=== PROVIDED DATA ===

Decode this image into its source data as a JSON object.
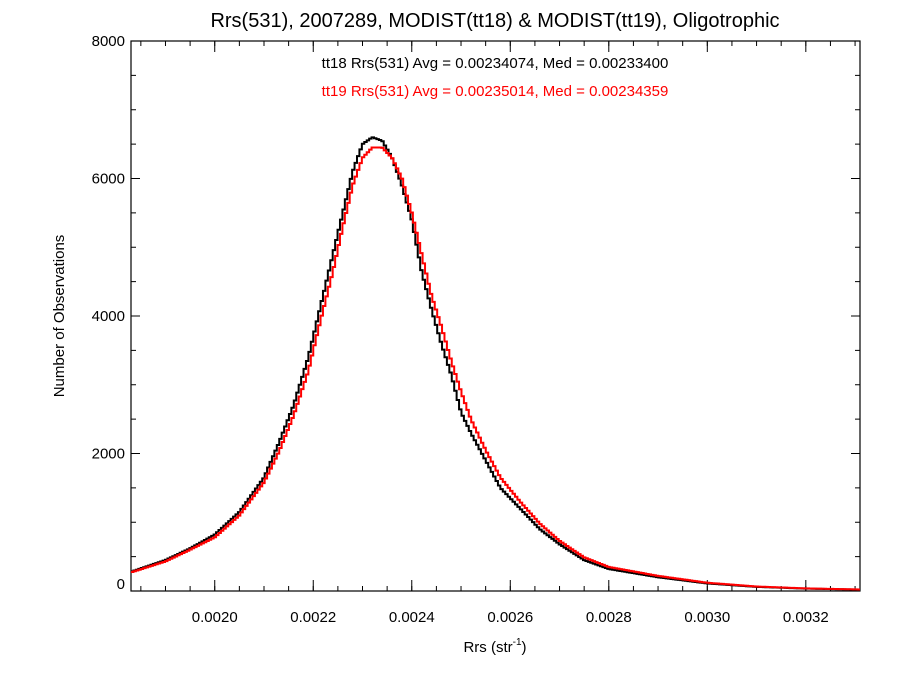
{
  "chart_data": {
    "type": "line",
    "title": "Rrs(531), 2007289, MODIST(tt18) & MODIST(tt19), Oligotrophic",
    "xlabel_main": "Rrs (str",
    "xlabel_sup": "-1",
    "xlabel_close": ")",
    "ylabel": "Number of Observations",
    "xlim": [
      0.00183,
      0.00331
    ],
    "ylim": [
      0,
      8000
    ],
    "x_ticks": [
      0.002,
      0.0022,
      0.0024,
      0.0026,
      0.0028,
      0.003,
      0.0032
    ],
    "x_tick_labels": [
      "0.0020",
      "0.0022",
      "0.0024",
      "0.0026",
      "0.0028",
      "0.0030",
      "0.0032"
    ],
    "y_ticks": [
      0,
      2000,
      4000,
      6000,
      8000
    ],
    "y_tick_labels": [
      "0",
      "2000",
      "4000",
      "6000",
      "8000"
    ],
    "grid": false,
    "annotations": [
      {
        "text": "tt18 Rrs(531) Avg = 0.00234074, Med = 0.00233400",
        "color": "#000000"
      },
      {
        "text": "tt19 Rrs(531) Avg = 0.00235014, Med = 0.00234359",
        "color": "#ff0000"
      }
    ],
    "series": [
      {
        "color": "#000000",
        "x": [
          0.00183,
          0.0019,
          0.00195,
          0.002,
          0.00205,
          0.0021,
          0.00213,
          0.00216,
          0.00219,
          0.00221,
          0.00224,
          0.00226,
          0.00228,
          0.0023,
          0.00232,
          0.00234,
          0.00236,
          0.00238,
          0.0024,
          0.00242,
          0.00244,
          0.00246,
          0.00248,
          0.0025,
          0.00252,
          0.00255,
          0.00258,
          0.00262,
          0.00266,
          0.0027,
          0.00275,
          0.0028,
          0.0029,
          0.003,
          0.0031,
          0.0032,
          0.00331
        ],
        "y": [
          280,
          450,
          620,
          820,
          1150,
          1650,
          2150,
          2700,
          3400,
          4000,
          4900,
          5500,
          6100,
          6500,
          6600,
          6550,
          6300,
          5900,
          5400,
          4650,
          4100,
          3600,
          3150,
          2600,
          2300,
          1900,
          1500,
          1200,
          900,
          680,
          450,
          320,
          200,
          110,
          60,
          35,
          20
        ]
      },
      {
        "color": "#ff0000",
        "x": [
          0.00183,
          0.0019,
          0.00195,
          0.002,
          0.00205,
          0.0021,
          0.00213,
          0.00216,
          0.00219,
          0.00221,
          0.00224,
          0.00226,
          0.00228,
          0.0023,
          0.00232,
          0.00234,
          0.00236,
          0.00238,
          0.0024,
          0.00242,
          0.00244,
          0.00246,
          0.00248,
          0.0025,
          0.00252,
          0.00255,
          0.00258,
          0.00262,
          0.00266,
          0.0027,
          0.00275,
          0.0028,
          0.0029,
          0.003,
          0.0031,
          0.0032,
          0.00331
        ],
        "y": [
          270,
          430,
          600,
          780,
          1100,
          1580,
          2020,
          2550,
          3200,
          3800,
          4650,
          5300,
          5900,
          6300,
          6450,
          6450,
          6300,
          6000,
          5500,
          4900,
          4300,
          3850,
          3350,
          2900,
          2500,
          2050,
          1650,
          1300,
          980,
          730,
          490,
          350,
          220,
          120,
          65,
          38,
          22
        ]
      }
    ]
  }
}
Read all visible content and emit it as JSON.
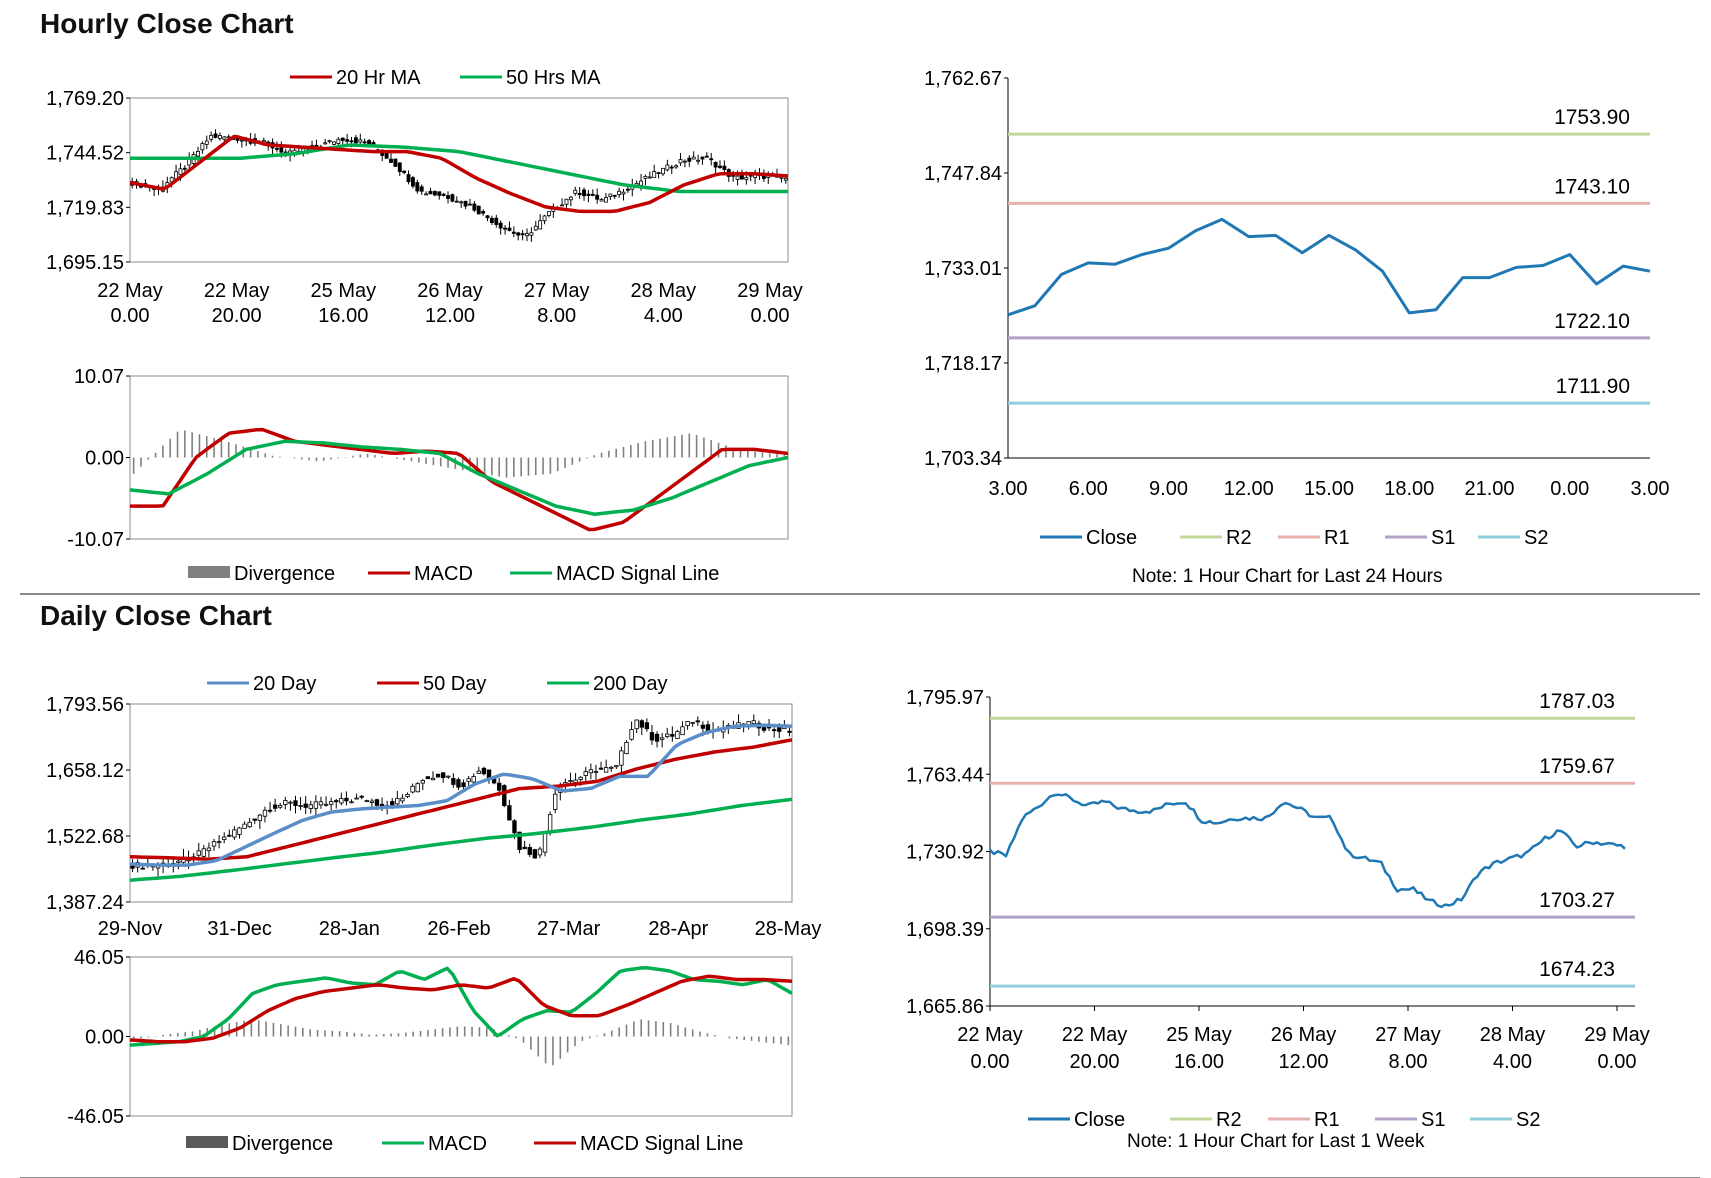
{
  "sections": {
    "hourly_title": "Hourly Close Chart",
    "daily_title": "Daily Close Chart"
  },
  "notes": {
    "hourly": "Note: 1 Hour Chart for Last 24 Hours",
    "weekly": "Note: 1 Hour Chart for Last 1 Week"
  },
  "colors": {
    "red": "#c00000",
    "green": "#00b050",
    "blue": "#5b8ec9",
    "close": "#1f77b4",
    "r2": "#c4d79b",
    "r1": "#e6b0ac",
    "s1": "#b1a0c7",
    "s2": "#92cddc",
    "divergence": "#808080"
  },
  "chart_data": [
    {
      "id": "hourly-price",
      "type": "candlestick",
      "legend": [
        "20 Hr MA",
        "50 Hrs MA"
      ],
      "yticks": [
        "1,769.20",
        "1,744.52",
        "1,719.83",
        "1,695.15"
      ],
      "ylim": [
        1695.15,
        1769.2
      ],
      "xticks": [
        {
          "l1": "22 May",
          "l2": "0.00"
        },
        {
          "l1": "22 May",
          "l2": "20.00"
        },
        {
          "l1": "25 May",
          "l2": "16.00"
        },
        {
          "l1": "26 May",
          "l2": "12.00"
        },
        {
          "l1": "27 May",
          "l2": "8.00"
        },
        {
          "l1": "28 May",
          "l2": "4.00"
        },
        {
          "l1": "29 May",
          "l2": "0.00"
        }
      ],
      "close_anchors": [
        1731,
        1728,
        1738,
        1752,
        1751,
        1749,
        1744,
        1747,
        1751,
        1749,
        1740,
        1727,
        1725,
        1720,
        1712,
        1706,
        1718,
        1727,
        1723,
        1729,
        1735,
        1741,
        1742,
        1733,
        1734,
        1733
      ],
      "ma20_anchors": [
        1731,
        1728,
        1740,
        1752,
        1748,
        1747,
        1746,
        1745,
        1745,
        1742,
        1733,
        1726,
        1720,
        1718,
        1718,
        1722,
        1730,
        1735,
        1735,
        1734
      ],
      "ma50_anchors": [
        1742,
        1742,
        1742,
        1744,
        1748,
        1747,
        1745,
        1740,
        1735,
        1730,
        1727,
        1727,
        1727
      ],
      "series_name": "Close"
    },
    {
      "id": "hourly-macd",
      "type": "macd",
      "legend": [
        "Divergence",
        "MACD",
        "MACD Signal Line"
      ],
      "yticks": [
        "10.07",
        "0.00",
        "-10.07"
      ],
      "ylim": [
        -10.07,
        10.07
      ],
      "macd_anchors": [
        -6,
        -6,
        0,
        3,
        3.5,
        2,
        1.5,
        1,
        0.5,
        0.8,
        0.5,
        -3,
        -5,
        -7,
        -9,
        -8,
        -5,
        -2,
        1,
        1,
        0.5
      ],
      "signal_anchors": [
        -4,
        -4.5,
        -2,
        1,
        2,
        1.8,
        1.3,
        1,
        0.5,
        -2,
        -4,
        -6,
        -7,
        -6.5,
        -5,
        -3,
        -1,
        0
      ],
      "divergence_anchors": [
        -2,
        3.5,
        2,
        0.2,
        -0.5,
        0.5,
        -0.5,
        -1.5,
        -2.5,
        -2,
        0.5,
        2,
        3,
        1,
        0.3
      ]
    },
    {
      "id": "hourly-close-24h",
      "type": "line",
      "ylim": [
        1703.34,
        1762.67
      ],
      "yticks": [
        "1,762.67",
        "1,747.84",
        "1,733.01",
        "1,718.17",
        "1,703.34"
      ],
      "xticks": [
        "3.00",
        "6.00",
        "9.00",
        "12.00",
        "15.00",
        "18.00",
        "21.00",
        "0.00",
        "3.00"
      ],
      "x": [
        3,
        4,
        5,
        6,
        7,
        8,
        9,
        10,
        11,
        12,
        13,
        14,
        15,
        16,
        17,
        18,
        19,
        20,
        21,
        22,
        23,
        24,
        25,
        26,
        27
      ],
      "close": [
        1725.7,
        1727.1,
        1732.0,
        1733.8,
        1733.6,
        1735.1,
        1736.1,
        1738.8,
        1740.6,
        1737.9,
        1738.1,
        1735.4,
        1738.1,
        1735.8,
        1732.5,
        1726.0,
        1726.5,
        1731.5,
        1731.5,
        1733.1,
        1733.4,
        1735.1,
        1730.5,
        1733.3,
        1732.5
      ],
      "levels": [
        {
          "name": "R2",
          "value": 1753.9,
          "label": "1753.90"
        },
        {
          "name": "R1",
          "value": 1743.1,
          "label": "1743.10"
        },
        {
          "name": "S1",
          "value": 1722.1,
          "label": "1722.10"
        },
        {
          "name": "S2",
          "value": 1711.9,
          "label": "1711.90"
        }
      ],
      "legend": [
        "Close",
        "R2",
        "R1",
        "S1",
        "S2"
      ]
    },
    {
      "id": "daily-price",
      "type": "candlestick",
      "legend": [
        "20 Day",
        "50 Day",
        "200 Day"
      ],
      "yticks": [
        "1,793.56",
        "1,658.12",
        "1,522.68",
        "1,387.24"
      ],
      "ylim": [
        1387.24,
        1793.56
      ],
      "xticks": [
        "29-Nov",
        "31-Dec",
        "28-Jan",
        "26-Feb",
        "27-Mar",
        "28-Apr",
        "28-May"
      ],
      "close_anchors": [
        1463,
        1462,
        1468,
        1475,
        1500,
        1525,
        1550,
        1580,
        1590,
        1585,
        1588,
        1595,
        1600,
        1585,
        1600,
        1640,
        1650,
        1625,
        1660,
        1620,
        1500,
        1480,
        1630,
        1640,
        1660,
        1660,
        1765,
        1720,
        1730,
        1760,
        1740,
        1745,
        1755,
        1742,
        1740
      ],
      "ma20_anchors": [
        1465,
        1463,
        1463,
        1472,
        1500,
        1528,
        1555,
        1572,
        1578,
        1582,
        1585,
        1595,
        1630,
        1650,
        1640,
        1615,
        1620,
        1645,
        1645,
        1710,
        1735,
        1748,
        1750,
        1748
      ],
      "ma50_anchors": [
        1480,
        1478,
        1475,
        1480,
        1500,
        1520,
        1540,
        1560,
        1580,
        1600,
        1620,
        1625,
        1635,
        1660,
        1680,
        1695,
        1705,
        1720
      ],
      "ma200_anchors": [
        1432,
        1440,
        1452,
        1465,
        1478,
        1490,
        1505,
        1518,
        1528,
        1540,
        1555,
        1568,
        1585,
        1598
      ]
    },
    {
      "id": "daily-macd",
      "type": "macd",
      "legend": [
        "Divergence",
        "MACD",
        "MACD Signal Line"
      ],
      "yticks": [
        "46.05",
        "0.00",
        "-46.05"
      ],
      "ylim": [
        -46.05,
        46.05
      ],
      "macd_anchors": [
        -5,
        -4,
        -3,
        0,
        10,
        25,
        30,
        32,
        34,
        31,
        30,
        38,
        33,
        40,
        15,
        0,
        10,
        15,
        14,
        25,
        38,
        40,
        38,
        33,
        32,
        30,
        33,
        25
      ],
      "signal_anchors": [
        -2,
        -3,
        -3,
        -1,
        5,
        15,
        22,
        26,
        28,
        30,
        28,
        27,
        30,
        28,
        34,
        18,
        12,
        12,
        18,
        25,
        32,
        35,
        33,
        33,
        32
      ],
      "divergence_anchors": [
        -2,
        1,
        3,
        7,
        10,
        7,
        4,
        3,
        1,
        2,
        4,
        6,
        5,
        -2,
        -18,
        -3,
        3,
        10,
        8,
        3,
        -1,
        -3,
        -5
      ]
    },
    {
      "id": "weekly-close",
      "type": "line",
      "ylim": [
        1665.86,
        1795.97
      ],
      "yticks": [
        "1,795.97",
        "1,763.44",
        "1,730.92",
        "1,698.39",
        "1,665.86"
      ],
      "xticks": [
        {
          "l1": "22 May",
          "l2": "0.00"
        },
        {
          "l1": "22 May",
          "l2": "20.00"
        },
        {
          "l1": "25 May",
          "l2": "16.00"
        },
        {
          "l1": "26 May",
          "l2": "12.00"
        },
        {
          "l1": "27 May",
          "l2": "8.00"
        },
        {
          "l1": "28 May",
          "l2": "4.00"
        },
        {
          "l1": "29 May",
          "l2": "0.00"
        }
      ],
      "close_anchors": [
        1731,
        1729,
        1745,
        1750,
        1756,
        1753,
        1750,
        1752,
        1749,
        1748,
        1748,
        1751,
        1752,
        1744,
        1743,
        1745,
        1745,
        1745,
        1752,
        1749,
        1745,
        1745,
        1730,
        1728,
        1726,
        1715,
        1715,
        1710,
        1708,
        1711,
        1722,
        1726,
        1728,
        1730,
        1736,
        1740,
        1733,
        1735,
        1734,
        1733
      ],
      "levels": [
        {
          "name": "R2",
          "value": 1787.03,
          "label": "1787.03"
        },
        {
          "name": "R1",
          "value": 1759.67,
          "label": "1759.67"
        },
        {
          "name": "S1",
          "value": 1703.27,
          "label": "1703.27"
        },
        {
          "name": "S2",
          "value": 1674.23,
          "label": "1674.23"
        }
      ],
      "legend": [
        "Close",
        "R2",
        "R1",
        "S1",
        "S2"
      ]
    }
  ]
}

===

#### TASK TO COMPLETE
Track down every line holding the string "text" and copy it.

#### EXERCISE ANSWER
        "text": "tt18 Rrs(531) Avg = 0.00234074, Med = 0.00233400",
        "text": "tt19 Rrs(531) Avg = 0.00235014, Med = 0.00234359",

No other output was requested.